SET TASK: Reproduce, character for character, the stretch of the listing from the line containing "9, 265, 23]" through the line containing "register-account-value: 南平 6222001406100921065", with both of those lines included.

(Labeled box records)
•••

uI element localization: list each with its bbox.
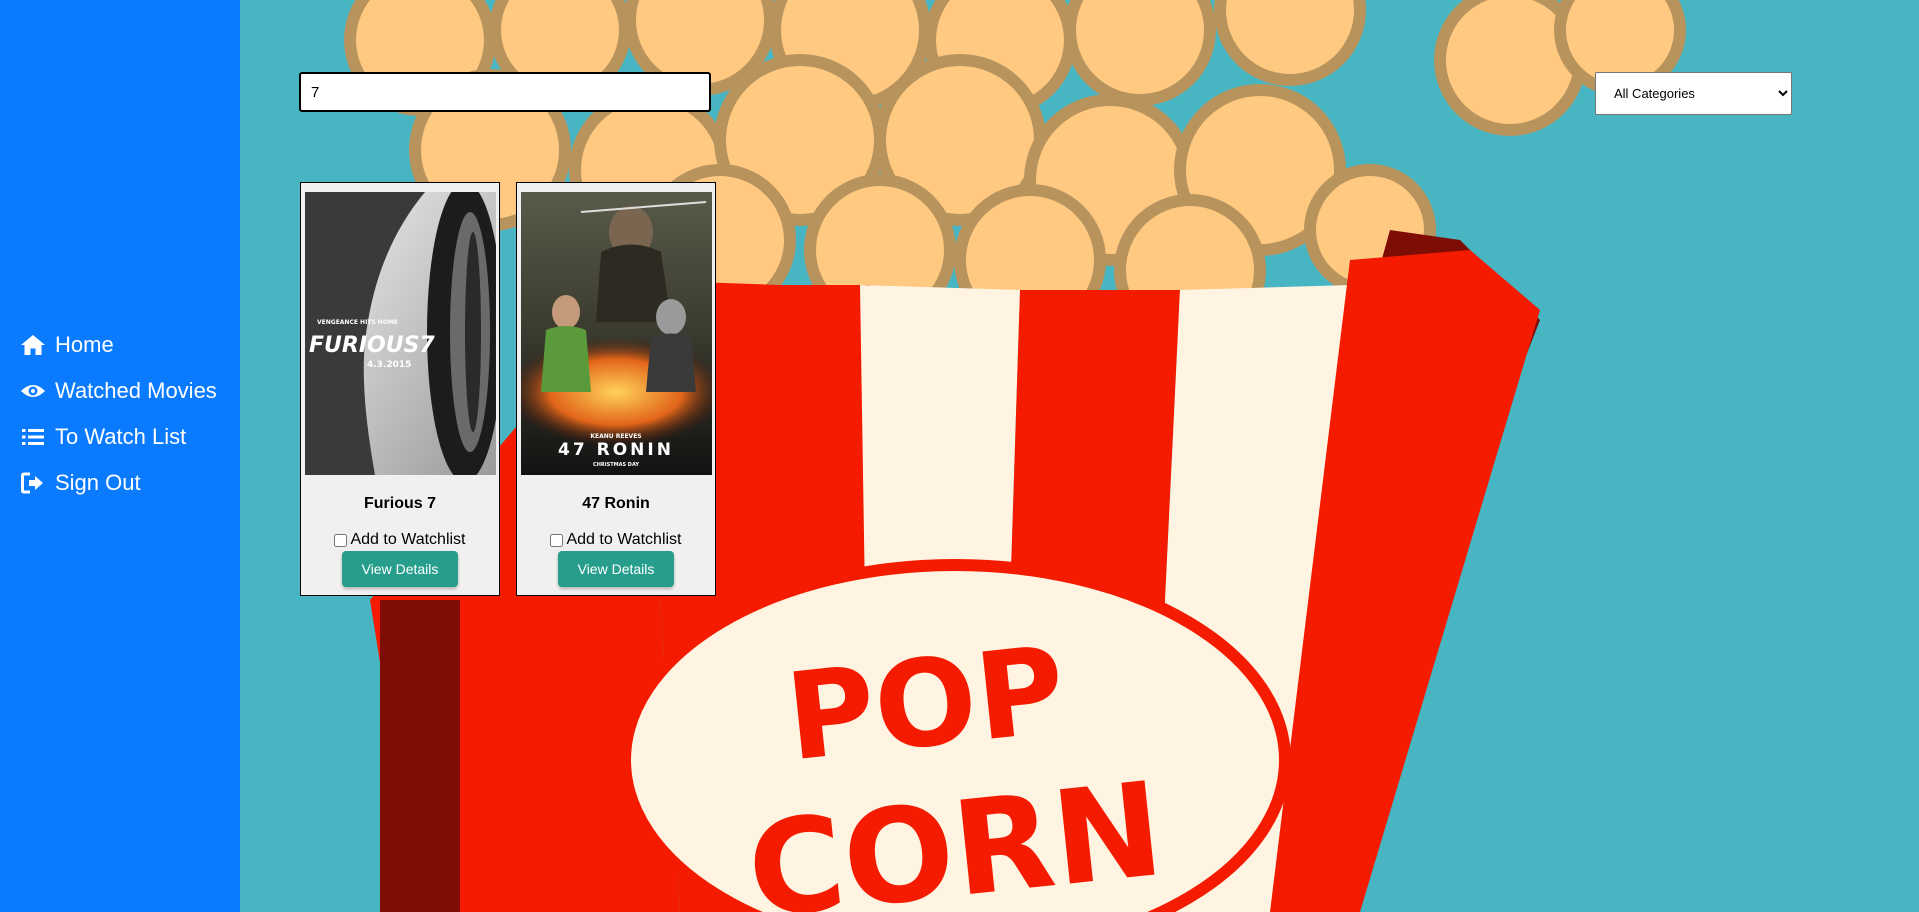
sidebar-item-label: Watched Movies bbox=[55, 378, 217, 403]
list-icon bbox=[19, 423, 47, 451]
watchlist-toggle[interactable]: Add to Watchlist bbox=[517, 531, 715, 549]
sidebar-item-label: Sign Out bbox=[55, 470, 141, 495]
search-input[interactable] bbox=[299, 72, 711, 112]
sidebar-item-sign-out[interactable]: Sign Out bbox=[0, 460, 240, 506]
eye-icon bbox=[19, 377, 47, 405]
category-select[interactable]: All Categories bbox=[1595, 72, 1792, 115]
movie-poster-furious-7: VENGEANCE HITS HOME FURIOUS7 4.3.2015 bbox=[305, 192, 496, 475]
poster-credit: KEANU REEVES bbox=[590, 433, 641, 440]
watchlist-toggle[interactable]: Add to Watchlist bbox=[301, 531, 499, 549]
view-details-button[interactable]: View Details bbox=[558, 551, 674, 587]
sign-out-icon bbox=[19, 469, 47, 497]
movie-title: Furious 7 bbox=[363, 495, 436, 512]
poster-release: CHRISTMAS DAY bbox=[593, 462, 639, 468]
sidebar-item-watched-movies[interactable]: Watched Movies bbox=[0, 368, 240, 414]
sidebar-item-label: To Watch List bbox=[55, 424, 187, 449]
watchlist-checkbox[interactable] bbox=[334, 533, 348, 547]
sidebar-item-to-watch-list[interactable]: To Watch List bbox=[0, 414, 240, 460]
view-details-button[interactable]: View Details bbox=[342, 551, 458, 587]
home-icon bbox=[19, 331, 47, 359]
poster-date: 4.3.2015 bbox=[367, 360, 411, 370]
movie-grid: VENGEANCE HITS HOME FURIOUS7 4.3.2015 Fu… bbox=[300, 182, 716, 596]
watchlist-checkbox[interactable] bbox=[550, 533, 564, 547]
poster-logo: FURIOUS7 bbox=[309, 333, 435, 358]
background-pop-text: POP bbox=[780, 621, 1071, 788]
sidebar-item-home[interactable]: Home bbox=[0, 322, 240, 368]
movie-title: 47 Ronin bbox=[582, 495, 650, 512]
movie-card: VENGEANCE HITS HOME FURIOUS7 4.3.2015 Fu… bbox=[300, 182, 500, 596]
sidebar-nav: Home Watched Movies To Watch List Sign O… bbox=[0, 322, 240, 506]
movie-card: KEANU REEVES 47 RONIN CHRISTMAS DAY 47 R… bbox=[516, 182, 716, 596]
poster-logo: 47 RONIN bbox=[558, 440, 674, 460]
sidebar-item-label: Home bbox=[55, 332, 114, 357]
movie-poster-47-ronin: KEANU REEVES 47 RONIN CHRISTMAS DAY bbox=[521, 192, 712, 475]
sidebar: Home Watched Movies To Watch List Sign O… bbox=[0, 0, 240, 912]
poster-tagline: VENGEANCE HITS HOME bbox=[317, 319, 398, 326]
watchlist-label: Add to Watchlist bbox=[566, 531, 682, 548]
watchlist-label: Add to Watchlist bbox=[350, 531, 466, 548]
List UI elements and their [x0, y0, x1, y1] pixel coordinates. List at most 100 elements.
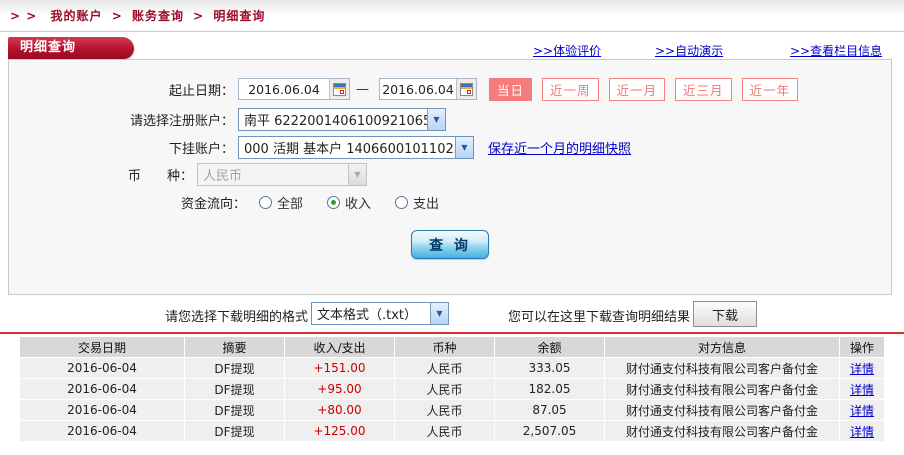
breadcrumb-detail-query[interactable]: 明细查询	[213, 9, 265, 23]
quick-range-month-button[interactable]: 近一月	[608, 77, 666, 101]
radio-all[interactable]	[259, 195, 272, 209]
breadcrumb-my-account[interactable]: 我的账户	[50, 9, 102, 23]
quick-range-3months-button[interactable]: 近三月	[675, 77, 732, 101]
quick-range-today-button[interactable]: 当日	[489, 77, 533, 101]
register-account-select[interactable]: 南平 6222001406100921065 灵通卡 ▼	[238, 107, 446, 131]
cell-balance: 333.05	[495, 358, 605, 378]
quick-range-year-button[interactable]: 近一年	[741, 77, 799, 101]
detail-link[interactable]: 详情	[850, 360, 874, 377]
detail-link[interactable]: 详情	[850, 381, 874, 398]
cell-summary: DF提现	[185, 379, 285, 399]
download-format-select[interactable]: 文本格式（.txt） ▼	[311, 302, 449, 325]
radio-income[interactable]	[327, 195, 341, 209]
cell-balance: 182.05	[495, 379, 605, 399]
download-format-label: 请您选择下载明细的格式	[165, 310, 309, 325]
radio-income-label[interactable]: 收入	[345, 193, 371, 212]
download-format-value: 文本格式（.txt）	[317, 308, 418, 323]
sub-account-value: 000 活期 基本户 1406600101102571848	[244, 141, 455, 157]
cell-currency: 人民币	[395, 400, 495, 420]
cell-date: 2016-06-04	[20, 421, 185, 441]
cell-counterparty: 财付通支付科技有限公司客户备付金	[605, 421, 840, 441]
query-button[interactable]: 查 询	[411, 230, 489, 259]
cell-counterparty: 财付通支付科技有限公司客户备付金	[605, 358, 840, 378]
link-view-column-info[interactable]: >>查看栏目信息	[790, 42, 882, 59]
end-date-input[interactable]: 2016.06.04	[379, 78, 477, 100]
chevron-down-icon: ▼	[427, 108, 445, 130]
save-snapshot-link[interactable]: 保存近一个月的明细快照	[488, 138, 631, 157]
header-balance: 余额	[495, 337, 605, 357]
cell-counterparty: 财付通支付科技有限公司客户备付金	[605, 400, 840, 420]
table-row: 2016-06-04 DF提现 +80.00 人民币 87.05 财付通支付科技…	[20, 400, 884, 420]
chevron-down-icon: ▼	[430, 303, 448, 324]
register-account-row: 请选择注册账户： 南平 6222001406100921065 灵通卡 ▼	[9, 107, 446, 131]
register-account-value: 南平 6222001406100921065 灵通卡	[244, 113, 427, 129]
results-table: 交易日期 摘要 收入/支出 币种 余额 对方信息 操作 2016-06-04 D…	[20, 337, 884, 442]
cell-date: 2016-06-04	[20, 358, 185, 378]
cell-date: 2016-06-04	[20, 400, 185, 420]
cell-amount: +151.00	[285, 358, 395, 378]
header-summary: 摘要	[185, 337, 285, 357]
header-currency: 币种	[395, 337, 495, 357]
calendar-icon[interactable]	[329, 79, 349, 99]
header-action: 操作	[849, 340, 874, 355]
sub-account-select[interactable]: 000 活期 基本户 1406600101102571848 ▼	[238, 135, 474, 159]
cell-summary: DF提现	[185, 358, 285, 378]
sub-account-label: 下挂账户：	[168, 141, 234, 157]
link-auto-demo[interactable]: >>自动演示	[655, 42, 723, 59]
flow-direction-row: 资金流向： 全部 收入 支出	[9, 190, 439, 214]
chevron-down-icon: ▼	[348, 163, 366, 185]
download-button[interactable]: 下载	[693, 301, 757, 327]
cell-balance: 87.05	[495, 400, 605, 420]
cell-date: 2016-06-04	[20, 379, 185, 399]
cell-balance: 2,507.05	[495, 421, 605, 441]
currency-select: 人民币 ▼	[197, 162, 367, 186]
calendar-glyph	[460, 82, 473, 96]
cell-amount: +95.00	[285, 379, 395, 399]
table-row: 2016-06-04 DF提现 +95.00 人民币 182.05 财付通支付科…	[20, 379, 884, 399]
red-divider	[0, 332, 904, 334]
cell-amount: +80.00	[285, 400, 395, 420]
header-amount: 收入/支出	[285, 337, 395, 357]
cell-counterparty: 财付通支付科技有限公司客户备付金	[605, 379, 840, 399]
quick-range-week-button[interactable]: 近一周	[542, 77, 599, 101]
flow-direction-label: 资金流向：	[180, 196, 246, 212]
query-form-panel: 起止日期： 2016.06.04 — 2016.06.04 当日 近一周 近一月…	[8, 59, 892, 295]
tab-detail-query[interactable]: 明细查询	[8, 37, 134, 59]
cell-summary: DF提现	[185, 400, 285, 420]
table-header-row: 交易日期 摘要 收入/支出 币种 余额 对方信息 操作	[20, 337, 884, 357]
calendar-icon[interactable]	[456, 79, 476, 99]
cell-summary: DF提现	[185, 421, 285, 441]
radio-expense[interactable]	[395, 195, 409, 209]
breadcrumb-separator: >	[111, 9, 123, 23]
breadcrumb-separator: >	[193, 9, 205, 23]
breadcrumb-account-query[interactable]: 账务查询	[132, 9, 184, 23]
detail-link[interactable]: 详情	[850, 423, 874, 440]
download-hint: 您可以在这里下载查询明细结果	[508, 310, 691, 325]
currency-value: 人民币	[203, 168, 243, 184]
link-experience-review[interactable]: >>体验评价	[533, 42, 601, 59]
start-date-input[interactable]: 2016.06.04	[238, 78, 350, 100]
sub-account-row: 下挂账户： 000 活期 基本户 1406600101102571848 ▼ 保…	[9, 135, 631, 159]
table-row: 2016-06-04 DF提现 +125.00 人民币 2,507.05 财付通…	[20, 421, 884, 441]
chevron-down-icon: ▼	[455, 136, 473, 158]
cell-amount: +125.00	[285, 421, 395, 441]
calendar-glyph	[333, 82, 346, 96]
radio-expense-label[interactable]: 支出	[413, 193, 439, 212]
cell-currency: 人民币	[395, 421, 495, 441]
currency-label: 币 种：	[127, 168, 193, 184]
divider-line	[0, 31, 904, 32]
detail-query-page: > > 我的账户 > 账务查询 > 明细查询 明细查询 >>体验评价 >>自动演…	[0, 0, 904, 455]
end-date-value: 2016.06.04	[382, 81, 454, 97]
radio-all-label[interactable]: 全部	[277, 193, 303, 212]
breadcrumb-prefix: > >	[10, 9, 38, 23]
cell-currency: 人民币	[395, 379, 495, 399]
date-range-label: 起止日期：	[168, 83, 234, 99]
breadcrumb: > > 我的账户 > 账务查询 > 明细查询	[10, 7, 265, 24]
table-row: 2016-06-04 DF提现 +151.00 人民币 333.05 财付通支付…	[20, 358, 884, 378]
header-date: 交易日期	[20, 337, 185, 357]
cell-currency: 人民币	[395, 358, 495, 378]
header-counterparty: 对方信息	[605, 337, 840, 357]
start-date-value: 2016.06.04	[248, 81, 320, 97]
date-range-dash: —	[356, 81, 369, 97]
detail-link[interactable]: 详情	[850, 402, 874, 419]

•••

EXERCISE SOLUTION:
breadcrumb-detail-query[interactable]: 明细查询	[213, 9, 265, 23]
quick-range-month-button[interactable]: 近一月	[608, 77, 666, 101]
radio-all[interactable]	[259, 195, 272, 209]
breadcrumb-my-account[interactable]: 我的账户	[50, 9, 102, 23]
quick-range-3months-button[interactable]: 近三月	[675, 77, 732, 101]
quick-range-today-button[interactable]: 当日	[489, 77, 533, 101]
register-account-select[interactable]: 南平 6222001406100921065 灵通卡 ▼	[238, 107, 446, 131]
cell-balance: 333.05	[495, 358, 605, 378]
quick-range-year-button[interactable]: 近一年	[741, 77, 799, 101]
detail-link[interactable]: 详情	[850, 360, 874, 377]
detail-link[interactable]: 详情	[850, 381, 874, 398]
cell-summary: DF提现	[185, 379, 285, 399]
download-format-select[interactable]: 文本格式（.txt） ▼	[311, 302, 449, 325]
radio-income[interactable]	[327, 195, 341, 209]
cell-balance: 182.05	[495, 379, 605, 399]
download-format-label: 请您选择下载明细的格式	[165, 310, 309, 325]
radio-income-label[interactable]: 收入	[345, 193, 371, 212]
download-format-value: 文本格式（.txt）	[317, 308, 418, 323]
sub-account-value: 000 活期 基本户 1406600101102571848	[244, 141, 455, 157]
cell-currency: 人民币	[395, 400, 495, 420]
cell-date: 2016-06-04	[20, 421, 185, 441]
cell-counterparty: 财付通支付科技有限公司客户备付金	[605, 421, 840, 441]
query-button[interactable]: 查 询	[411, 230, 489, 259]
cell-counterparty: 财付通支付科技有限公司客户备付金	[605, 358, 840, 378]
link-view-column-info[interactable]: >>查看栏目信息	[790, 42, 882, 59]
end-date-input[interactable]: 2016.06.04	[379, 78, 477, 100]
chevron-down-icon: ▼	[427, 108, 445, 130]
save-snapshot-link[interactable]: 保存近一个月的明细快照	[488, 138, 631, 157]
header-balance: 余额	[495, 337, 605, 357]
cell-counterparty: 财付通支付科技有限公司客户备付金	[605, 400, 840, 420]
table-row: 2016-06-04 DF提现 +80.00 人民币 87.05 财付通支付科技…	[20, 400, 884, 420]
chevron-down-icon: ▼	[430, 303, 448, 324]
register-account-row: 请选择注册账户： 南平 6222001406100921065 灵通卡 ▼	[9, 107, 446, 131]
register-account-value: 南平 6222001406100921065 灵通卡	[244, 113, 427, 129]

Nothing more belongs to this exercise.